### PROMPT
Copy each line containing the word "mean" from the records that follow, please.

### ENTRIES SUPPLIED
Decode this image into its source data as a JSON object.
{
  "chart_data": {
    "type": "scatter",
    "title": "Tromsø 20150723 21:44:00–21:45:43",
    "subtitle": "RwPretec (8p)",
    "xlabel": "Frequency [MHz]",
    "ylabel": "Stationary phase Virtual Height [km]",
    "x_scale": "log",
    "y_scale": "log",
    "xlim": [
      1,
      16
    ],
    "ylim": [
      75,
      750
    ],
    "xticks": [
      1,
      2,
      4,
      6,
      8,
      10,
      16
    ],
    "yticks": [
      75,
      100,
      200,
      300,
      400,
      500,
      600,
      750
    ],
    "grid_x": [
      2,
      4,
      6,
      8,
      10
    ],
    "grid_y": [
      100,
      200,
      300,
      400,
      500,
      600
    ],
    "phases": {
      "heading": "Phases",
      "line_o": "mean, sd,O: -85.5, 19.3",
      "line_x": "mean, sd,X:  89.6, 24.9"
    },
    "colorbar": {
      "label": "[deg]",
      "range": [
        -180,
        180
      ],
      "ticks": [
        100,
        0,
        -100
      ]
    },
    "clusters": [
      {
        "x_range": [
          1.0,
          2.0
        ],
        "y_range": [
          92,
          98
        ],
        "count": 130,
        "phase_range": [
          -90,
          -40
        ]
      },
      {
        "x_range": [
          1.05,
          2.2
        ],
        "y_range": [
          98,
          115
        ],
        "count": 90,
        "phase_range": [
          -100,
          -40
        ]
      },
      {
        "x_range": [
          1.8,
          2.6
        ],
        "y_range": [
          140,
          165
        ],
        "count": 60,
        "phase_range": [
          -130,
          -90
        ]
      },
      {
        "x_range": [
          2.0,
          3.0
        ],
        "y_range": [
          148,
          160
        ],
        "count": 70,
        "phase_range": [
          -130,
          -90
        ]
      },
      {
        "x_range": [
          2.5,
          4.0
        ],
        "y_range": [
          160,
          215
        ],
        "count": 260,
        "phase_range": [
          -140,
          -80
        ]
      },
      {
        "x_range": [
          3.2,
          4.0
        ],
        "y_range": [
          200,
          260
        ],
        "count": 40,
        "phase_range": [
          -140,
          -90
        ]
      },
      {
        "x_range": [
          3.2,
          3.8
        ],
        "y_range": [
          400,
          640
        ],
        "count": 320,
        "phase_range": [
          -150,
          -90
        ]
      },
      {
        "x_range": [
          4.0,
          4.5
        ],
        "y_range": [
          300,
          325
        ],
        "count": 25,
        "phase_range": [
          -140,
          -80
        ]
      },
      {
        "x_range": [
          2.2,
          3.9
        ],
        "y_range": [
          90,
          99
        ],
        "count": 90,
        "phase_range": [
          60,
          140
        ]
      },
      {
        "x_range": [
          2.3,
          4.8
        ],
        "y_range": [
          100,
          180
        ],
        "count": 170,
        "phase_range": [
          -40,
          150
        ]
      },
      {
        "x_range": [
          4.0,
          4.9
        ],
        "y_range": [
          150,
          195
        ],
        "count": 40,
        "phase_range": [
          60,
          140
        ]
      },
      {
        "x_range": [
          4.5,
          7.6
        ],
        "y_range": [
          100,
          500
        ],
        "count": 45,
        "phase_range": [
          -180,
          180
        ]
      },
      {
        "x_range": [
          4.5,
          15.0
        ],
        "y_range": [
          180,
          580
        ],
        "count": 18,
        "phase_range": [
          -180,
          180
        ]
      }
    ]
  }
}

### THE RESULT
      "line_o": "mean, sd,O: -85.5, 19.3",
      "line_x": "mean, sd,X:  89.6, 24.9"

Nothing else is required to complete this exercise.